What is being asked>
Return the listing below in full, with every line exactly as it is.

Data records
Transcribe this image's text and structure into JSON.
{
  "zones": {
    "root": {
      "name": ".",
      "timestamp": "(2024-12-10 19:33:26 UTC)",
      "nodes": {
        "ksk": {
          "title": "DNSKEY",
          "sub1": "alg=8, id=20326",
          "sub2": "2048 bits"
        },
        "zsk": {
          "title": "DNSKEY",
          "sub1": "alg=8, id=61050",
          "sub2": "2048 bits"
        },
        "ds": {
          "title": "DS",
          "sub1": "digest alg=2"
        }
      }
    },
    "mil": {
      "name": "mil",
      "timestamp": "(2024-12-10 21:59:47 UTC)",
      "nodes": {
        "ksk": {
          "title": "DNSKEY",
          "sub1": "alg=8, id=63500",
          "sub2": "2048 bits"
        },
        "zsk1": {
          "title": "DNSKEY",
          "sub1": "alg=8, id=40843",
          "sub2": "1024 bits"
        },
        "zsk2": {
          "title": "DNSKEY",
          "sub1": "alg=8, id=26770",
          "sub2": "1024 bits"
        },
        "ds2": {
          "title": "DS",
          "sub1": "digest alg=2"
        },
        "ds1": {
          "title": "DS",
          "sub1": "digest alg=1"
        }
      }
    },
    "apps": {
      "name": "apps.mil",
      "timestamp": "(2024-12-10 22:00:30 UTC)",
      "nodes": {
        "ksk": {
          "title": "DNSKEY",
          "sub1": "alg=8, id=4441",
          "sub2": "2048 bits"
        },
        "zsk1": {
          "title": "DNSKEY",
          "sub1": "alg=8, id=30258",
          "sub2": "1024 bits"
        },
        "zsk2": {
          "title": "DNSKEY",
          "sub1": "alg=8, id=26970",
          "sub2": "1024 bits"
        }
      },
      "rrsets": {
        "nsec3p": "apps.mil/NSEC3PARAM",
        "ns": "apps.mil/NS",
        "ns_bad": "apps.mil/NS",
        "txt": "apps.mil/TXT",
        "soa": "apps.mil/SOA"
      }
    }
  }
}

Solution to this task>
Transcribe this image's text and structure into JSON.
{
  "zones": {
    "root": {
      "name": ".",
      "timestamp": "(2024-12-10 19:33:26 UTC)",
      "nodes": {
        "ksk": {
          "title": "DNSKEY",
          "sub1": "alg=8, id=20326",
          "sub2": "2048 bits"
        },
        "zsk": {
          "title": "DNSKEY",
          "sub1": "alg=8, id=61050",
          "sub2": "2048 bits"
        },
        "ds": {
          "title": "DS",
          "sub1": "digest alg=2"
        }
      }
    },
    "mil": {
      "name": "mil",
      "timestamp": "(2024-12-10 21:59:47 UTC)",
      "nodes": {
        "ksk": {
          "title": "DNSKEY",
          "sub1": "alg=8, id=63500",
          "sub2": "2048 bits"
        },
        "zsk1": {
          "title": "DNSKEY",
          "sub1": "alg=8, id=40843",
          "sub2": "1024 bits"
        },
        "zsk2": {
          "title": "DNSKEY",
          "sub1": "alg=8, id=26770",
          "sub2": "1024 bits"
        },
        "ds2": {
          "title": "DS",
          "sub1": "digest alg=2"
        },
        "ds1": {
          "title": "DS",
          "sub1": "digest alg=1"
        }
      }
    },
    "apps": {
      "name": "apps.mil",
      "timestamp": "(2024-12-10 22:00:30 UTC)",
      "nodes": {
        "ksk": {
          "title": "DNSKEY",
          "sub1": "alg=8, id=4441",
          "sub2": "2048 bits"
        },
        "zsk1": {
          "title": "DNSKEY",
          "sub1": "alg=8, id=30258",
          "sub2": "1024 bits"
        },
        "zsk2": {
          "title": "DNSKEY",
          "sub1": "alg=8, id=26970",
          "sub2": "1024 bits"
        }
      },
      "rrsets": {
        "nsec3p": "apps.mil/NSEC3PARAM",
        "ns": "apps.mil/NS",
        "ns_bad": "apps.mil/NS",
        "txt": "apps.mil/TXT",
        "soa": "apps.mil/SOA"
      }
    }
  }
}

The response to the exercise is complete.